- _Problem_
Reproduce the records below exactly, leaving out any pictures.

- _Collected data entries_

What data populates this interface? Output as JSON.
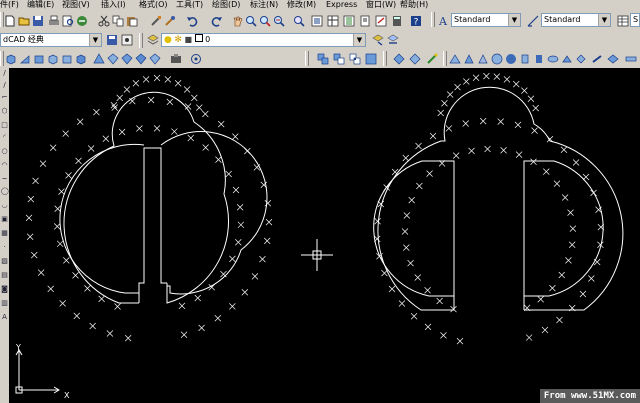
{
  "menu": {
    "items": [
      "编辑(E)",
      "视图(V)",
      "插入(I)",
      "工具(T)",
      "格式(O)",
      "绘图(D)",
      "标注(N)",
      "修改(M)",
      "Express",
      "窗口(W)",
      "帮助(H)"
    ],
    "partial_first": "件(F)"
  },
  "toolbar_standard": {
    "text_style_combo": "Standard",
    "dim_style_combo": "Standard",
    "table_style_combo": "S"
  },
  "toolbar_workspace": {
    "workspace_combo": "dCAD 经典",
    "layer_combo": "0"
  },
  "ucs": {
    "y_label": "Y",
    "x_label": "X"
  },
  "watermark": "From www.51MX.com",
  "colors": {
    "canvas_bg": "#000000",
    "geometry": "#ffffff",
    "chrome": "#d4d0c8",
    "watermark_bg": "#5a5a5a"
  },
  "icons": {
    "toolbar1": [
      "new-icon",
      "open-icon",
      "save-icon",
      "print-icon",
      "preview-icon",
      "publish-icon",
      "cut-icon",
      "copy-icon",
      "paste-icon",
      "match-prop-icon",
      "brush-icon",
      "undo-icon",
      "redo-icon",
      "pan-icon",
      "zoom-realtime-icon",
      "zoom-window-icon",
      "zoom-previous-icon",
      "properties-icon",
      "design-center-icon",
      "tool-palettes-icon",
      "sheet-set-icon",
      "markup-icon",
      "calculator-icon",
      "help-icon"
    ],
    "toolbar2": [
      "workspace-save-icon",
      "workspace-settings-icon",
      "layer-manager-icon",
      "layer-state-icons",
      "layer-previous-icon",
      "make-current-icon"
    ],
    "toolbar3": [
      "box-icon",
      "wedge-icon",
      "cone-icon",
      "sphere-icon",
      "cylinder-icon",
      "torus-icon",
      "pyramid-icon",
      "helix-icon",
      "planar-surface-icon",
      "extrude-icon",
      "presspull-icon",
      "sweep-icon",
      "revolve-icon",
      "loft-icon",
      "union-icon",
      "subtract-icon",
      "intersect-icon",
      "view-top-icon",
      "view-front-icon",
      "view-iso-icon",
      "orbit-icon",
      "render-icon",
      "solid-icons"
    ]
  }
}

- _Final result_
What data populates this interface? Output as JSON.
{
  "menu": {
    "items": [
      "编辑(E)",
      "视图(V)",
      "插入(I)",
      "工具(T)",
      "格式(O)",
      "绘图(D)",
      "标注(N)",
      "修改(M)",
      "Express",
      "窗口(W)",
      "帮助(H)"
    ],
    "partial_first": "件(F)"
  },
  "toolbar_standard": {
    "text_style_combo": "Standard",
    "dim_style_combo": "Standard",
    "table_style_combo": "S"
  },
  "toolbar_workspace": {
    "workspace_combo": "dCAD 经典",
    "layer_combo": "0"
  },
  "ucs": {
    "y_label": "Y",
    "x_label": "X"
  },
  "watermark": "From www.51MX.com",
  "colors": {
    "canvas_bg": "#000000",
    "geometry": "#ffffff",
    "chrome": "#d4d0c8",
    "watermark_bg": "#5a5a5a"
  },
  "icons": {
    "toolbar1": [
      "new-icon",
      "open-icon",
      "save-icon",
      "print-icon",
      "preview-icon",
      "publish-icon",
      "cut-icon",
      "copy-icon",
      "paste-icon",
      "match-prop-icon",
      "brush-icon",
      "undo-icon",
      "redo-icon",
      "pan-icon",
      "zoom-realtime-icon",
      "zoom-window-icon",
      "zoom-previous-icon",
      "properties-icon",
      "design-center-icon",
      "tool-palettes-icon",
      "sheet-set-icon",
      "markup-icon",
      "calculator-icon",
      "help-icon"
    ],
    "toolbar2": [
      "workspace-save-icon",
      "workspace-settings-icon",
      "layer-manager-icon",
      "layer-state-icons",
      "layer-previous-icon",
      "make-current-icon"
    ],
    "toolbar3": [
      "box-icon",
      "wedge-icon",
      "cone-icon",
      "sphere-icon",
      "cylinder-icon",
      "torus-icon",
      "pyramid-icon",
      "helix-icon",
      "planar-surface-icon",
      "extrude-icon",
      "presspull-icon",
      "sweep-icon",
      "revolve-icon",
      "loft-icon",
      "union-icon",
      "subtract-icon",
      "intersect-icon",
      "view-top-icon",
      "view-front-icon",
      "view-iso-icon",
      "orbit-icon",
      "render-icon",
      "solid-icons"
    ]
  }
}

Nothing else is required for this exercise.